## Instructions for the task
Provide the data again in its entirety, exactly as given.

- - - - - - -

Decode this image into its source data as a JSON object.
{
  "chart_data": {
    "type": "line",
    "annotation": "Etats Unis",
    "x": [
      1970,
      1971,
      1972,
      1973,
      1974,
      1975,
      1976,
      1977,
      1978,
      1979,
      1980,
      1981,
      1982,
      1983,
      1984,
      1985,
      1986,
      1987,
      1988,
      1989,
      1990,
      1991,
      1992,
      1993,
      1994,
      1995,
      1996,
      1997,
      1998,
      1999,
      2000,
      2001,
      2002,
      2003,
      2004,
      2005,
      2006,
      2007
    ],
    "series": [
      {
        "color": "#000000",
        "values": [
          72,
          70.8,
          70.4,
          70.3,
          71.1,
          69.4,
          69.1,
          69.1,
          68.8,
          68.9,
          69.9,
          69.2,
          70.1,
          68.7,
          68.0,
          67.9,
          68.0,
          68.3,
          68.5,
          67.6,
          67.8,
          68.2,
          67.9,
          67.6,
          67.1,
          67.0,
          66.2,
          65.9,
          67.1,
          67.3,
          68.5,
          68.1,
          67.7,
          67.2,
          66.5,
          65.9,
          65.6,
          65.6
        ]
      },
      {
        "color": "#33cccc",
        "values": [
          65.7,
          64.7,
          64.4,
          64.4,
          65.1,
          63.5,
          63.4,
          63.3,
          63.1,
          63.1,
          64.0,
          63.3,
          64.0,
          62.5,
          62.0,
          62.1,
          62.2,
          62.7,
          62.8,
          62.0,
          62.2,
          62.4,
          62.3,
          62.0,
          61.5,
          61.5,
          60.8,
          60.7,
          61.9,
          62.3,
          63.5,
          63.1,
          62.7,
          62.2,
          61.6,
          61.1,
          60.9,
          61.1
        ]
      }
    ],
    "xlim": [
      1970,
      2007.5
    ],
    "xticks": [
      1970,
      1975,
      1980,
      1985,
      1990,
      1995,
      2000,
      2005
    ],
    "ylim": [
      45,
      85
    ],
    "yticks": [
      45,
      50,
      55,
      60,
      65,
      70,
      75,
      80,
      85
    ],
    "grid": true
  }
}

- - - - - - -

## Output of the task
Decode this image into its source data as a JSON object.
{
  "chart_data": {
    "type": "line",
    "annotation": "Etats Unis",
    "x": [
      1970,
      1971,
      1972,
      1973,
      1974,
      1975,
      1976,
      1977,
      1978,
      1979,
      1980,
      1981,
      1982,
      1983,
      1984,
      1985,
      1986,
      1987,
      1988,
      1989,
      1990,
      1991,
      1992,
      1993,
      1994,
      1995,
      1996,
      1997,
      1998,
      1999,
      2000,
      2001,
      2002,
      2003,
      2004,
      2005,
      2006,
      2007
    ],
    "series": [
      {
        "color": "#000000",
        "values": [
          72,
          70.8,
          70.4,
          70.3,
          71.1,
          69.4,
          69.1,
          69.1,
          68.8,
          68.9,
          69.9,
          69.2,
          70.1,
          68.7,
          68.0,
          67.9,
          68.0,
          68.3,
          68.5,
          67.6,
          67.8,
          68.2,
          67.9,
          67.6,
          67.1,
          67.0,
          66.2,
          65.9,
          67.1,
          67.3,
          68.5,
          68.1,
          67.7,
          67.2,
          66.5,
          65.9,
          65.6,
          65.6
        ]
      },
      {
        "color": "#33cccc",
        "values": [
          65.7,
          64.7,
          64.4,
          64.4,
          65.1,
          63.5,
          63.4,
          63.3,
          63.1,
          63.1,
          64.0,
          63.3,
          64.0,
          62.5,
          62.0,
          62.1,
          62.2,
          62.7,
          62.8,
          62.0,
          62.2,
          62.4,
          62.3,
          62.0,
          61.5,
          61.5,
          60.8,
          60.7,
          61.9,
          62.3,
          63.5,
          63.1,
          62.7,
          62.2,
          61.6,
          61.1,
          60.9,
          61.1
        ]
      }
    ],
    "xlim": [
      1970,
      2007.5
    ],
    "xticks": [
      1970,
      1975,
      1980,
      1985,
      1990,
      1995,
      2000,
      2005
    ],
    "ylim": [
      45,
      85
    ],
    "yticks": [
      45,
      50,
      55,
      60,
      65,
      70,
      75,
      80,
      85
    ],
    "grid": true
  }
}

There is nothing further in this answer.